(Data entries)
= = =
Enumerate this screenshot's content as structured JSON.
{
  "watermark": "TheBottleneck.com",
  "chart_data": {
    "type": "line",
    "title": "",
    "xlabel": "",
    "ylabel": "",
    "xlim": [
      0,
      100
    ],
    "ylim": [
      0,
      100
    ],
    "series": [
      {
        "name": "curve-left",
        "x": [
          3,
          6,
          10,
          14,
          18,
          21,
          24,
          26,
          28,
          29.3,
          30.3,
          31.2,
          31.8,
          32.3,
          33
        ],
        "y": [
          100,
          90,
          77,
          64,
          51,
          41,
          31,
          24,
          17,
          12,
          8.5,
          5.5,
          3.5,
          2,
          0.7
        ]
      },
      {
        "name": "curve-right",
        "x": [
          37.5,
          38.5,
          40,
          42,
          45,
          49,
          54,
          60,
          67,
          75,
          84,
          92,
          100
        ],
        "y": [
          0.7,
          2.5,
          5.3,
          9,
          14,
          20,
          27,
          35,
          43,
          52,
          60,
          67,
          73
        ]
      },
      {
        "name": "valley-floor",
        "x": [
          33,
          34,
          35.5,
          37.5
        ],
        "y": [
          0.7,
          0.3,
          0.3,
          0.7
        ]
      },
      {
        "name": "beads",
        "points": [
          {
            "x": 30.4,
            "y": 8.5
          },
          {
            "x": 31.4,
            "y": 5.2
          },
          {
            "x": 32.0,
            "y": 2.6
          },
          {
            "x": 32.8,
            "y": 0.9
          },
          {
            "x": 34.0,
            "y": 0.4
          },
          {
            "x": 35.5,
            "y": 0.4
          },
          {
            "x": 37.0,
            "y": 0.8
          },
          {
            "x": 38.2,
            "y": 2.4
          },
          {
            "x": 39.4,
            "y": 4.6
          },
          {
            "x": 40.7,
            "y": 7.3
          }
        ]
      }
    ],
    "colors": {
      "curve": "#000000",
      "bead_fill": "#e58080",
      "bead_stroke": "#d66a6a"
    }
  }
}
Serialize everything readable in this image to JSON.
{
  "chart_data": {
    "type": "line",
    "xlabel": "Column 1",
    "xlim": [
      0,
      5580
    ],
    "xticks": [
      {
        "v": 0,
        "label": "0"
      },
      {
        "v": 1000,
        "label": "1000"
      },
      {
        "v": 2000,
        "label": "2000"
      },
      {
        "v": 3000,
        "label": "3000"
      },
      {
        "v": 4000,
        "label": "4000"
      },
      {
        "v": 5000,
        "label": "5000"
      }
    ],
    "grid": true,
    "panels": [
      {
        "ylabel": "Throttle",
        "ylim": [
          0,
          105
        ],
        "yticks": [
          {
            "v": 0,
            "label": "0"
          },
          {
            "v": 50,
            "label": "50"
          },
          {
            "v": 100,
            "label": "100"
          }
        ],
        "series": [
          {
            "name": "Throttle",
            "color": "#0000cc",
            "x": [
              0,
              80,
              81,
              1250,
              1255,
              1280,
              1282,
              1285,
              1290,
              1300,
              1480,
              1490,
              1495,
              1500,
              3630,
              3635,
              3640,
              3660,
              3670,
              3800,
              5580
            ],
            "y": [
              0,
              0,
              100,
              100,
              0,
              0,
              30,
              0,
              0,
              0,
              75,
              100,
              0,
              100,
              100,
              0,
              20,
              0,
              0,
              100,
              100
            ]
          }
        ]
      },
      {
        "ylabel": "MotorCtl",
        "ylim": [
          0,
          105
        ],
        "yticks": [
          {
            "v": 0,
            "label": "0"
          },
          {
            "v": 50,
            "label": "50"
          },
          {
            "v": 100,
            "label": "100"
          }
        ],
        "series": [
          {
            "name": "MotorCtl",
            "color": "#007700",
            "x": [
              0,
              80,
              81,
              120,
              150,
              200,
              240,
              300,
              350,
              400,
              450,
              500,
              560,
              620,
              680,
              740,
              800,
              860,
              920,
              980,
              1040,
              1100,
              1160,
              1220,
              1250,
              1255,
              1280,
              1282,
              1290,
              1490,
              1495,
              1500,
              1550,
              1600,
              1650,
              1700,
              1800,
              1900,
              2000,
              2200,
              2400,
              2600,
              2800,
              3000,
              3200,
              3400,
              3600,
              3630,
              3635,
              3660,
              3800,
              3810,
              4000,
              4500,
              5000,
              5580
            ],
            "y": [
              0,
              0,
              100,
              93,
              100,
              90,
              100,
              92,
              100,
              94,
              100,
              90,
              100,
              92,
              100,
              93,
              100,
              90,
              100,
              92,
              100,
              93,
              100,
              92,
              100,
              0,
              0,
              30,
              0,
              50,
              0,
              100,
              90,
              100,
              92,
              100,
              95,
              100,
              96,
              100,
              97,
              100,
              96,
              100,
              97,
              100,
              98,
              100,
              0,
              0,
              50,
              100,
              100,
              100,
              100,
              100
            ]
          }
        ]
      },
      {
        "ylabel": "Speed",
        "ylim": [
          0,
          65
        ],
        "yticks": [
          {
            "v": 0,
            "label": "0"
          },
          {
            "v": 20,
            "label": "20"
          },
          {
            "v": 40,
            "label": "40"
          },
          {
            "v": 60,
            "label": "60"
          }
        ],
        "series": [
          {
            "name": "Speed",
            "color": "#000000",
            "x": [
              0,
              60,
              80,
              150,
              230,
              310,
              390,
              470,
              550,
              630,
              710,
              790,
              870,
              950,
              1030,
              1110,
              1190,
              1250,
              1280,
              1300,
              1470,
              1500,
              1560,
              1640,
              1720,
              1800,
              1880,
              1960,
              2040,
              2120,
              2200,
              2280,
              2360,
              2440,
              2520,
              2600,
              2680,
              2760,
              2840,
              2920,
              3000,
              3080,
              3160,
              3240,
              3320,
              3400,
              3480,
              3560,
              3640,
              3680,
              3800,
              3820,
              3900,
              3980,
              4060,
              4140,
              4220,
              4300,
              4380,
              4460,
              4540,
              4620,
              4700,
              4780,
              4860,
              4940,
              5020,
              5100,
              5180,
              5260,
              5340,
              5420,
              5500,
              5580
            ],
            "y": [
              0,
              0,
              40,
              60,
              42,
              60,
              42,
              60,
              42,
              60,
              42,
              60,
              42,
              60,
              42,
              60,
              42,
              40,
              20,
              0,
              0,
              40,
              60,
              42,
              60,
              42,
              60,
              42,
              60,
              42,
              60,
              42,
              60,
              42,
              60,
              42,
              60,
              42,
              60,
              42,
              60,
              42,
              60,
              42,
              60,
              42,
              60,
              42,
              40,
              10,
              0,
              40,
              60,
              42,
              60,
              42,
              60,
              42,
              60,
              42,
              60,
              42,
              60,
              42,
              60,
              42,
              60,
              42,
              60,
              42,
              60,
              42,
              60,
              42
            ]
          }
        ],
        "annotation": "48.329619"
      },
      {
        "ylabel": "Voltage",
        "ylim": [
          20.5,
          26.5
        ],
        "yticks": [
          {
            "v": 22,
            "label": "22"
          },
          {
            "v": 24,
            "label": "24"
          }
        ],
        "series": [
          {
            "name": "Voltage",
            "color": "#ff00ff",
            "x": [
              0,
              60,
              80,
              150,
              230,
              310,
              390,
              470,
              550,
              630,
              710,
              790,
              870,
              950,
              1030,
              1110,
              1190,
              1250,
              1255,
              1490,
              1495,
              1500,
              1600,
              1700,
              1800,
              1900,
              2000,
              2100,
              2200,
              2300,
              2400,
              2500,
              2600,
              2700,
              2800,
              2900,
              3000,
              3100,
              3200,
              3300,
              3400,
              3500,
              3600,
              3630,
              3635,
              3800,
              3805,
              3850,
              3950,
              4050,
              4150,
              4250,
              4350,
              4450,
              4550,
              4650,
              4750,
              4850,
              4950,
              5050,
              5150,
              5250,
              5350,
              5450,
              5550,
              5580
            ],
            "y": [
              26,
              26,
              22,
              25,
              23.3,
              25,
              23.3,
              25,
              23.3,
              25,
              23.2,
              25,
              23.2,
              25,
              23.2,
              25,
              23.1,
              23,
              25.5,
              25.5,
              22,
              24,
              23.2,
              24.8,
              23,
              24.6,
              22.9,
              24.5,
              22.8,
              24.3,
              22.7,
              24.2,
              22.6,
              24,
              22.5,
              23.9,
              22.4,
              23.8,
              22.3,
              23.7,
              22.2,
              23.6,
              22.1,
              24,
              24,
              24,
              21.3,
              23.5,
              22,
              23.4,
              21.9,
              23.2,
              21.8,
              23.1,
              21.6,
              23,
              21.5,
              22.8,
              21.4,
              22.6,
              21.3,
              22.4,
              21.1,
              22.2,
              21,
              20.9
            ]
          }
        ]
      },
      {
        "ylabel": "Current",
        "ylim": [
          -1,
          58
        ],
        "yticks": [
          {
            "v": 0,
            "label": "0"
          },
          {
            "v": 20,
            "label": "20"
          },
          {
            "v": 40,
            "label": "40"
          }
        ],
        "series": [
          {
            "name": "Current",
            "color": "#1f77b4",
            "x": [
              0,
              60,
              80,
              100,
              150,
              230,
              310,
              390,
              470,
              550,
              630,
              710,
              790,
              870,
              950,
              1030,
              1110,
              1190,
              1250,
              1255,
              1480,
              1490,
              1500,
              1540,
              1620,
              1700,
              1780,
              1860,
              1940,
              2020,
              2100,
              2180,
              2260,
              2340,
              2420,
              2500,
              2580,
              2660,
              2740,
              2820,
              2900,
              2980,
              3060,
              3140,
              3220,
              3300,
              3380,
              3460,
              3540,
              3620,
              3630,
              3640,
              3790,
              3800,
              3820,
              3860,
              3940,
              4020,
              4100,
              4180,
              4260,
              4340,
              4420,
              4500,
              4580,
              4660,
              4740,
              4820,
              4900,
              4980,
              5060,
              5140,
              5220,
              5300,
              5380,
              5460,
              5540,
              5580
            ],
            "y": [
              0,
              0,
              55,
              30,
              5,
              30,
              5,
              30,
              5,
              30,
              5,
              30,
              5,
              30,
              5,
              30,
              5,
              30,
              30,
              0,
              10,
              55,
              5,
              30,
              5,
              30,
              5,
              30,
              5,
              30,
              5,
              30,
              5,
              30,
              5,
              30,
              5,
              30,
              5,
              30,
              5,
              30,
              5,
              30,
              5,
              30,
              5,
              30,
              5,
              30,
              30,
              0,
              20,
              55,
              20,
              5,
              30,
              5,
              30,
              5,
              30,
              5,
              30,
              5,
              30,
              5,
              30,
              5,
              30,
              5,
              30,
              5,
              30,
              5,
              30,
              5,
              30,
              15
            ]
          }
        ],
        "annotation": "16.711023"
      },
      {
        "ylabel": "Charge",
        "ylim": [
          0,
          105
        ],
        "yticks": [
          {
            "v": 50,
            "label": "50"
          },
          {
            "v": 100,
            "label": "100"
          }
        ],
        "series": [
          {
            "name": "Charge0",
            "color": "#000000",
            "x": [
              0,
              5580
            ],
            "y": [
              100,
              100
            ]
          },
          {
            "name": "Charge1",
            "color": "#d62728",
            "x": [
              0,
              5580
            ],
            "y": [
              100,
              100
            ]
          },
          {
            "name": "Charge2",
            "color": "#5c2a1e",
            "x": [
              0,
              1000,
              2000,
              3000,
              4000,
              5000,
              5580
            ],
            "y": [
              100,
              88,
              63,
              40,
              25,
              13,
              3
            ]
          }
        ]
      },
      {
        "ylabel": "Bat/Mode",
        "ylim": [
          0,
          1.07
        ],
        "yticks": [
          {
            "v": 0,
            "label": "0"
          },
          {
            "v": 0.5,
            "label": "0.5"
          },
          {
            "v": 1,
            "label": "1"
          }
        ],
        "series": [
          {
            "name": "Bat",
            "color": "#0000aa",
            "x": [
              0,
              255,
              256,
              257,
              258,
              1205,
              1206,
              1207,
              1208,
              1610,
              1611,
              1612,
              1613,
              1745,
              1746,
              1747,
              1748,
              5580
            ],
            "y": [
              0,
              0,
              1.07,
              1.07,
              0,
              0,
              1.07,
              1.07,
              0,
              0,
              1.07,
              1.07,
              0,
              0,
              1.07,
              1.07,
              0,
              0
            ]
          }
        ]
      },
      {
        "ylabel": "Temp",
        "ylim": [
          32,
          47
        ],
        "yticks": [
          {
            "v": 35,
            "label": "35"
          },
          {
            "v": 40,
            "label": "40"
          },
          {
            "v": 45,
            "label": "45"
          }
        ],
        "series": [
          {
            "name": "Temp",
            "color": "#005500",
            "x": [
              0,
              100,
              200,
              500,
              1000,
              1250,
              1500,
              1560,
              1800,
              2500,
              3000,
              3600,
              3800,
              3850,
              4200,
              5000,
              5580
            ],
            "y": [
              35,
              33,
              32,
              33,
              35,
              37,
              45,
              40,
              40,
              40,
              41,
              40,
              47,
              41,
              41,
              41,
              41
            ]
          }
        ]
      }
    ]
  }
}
= = =
Work out how many lines of the listing above include the word "annotation". Reply with nothing but the count.

2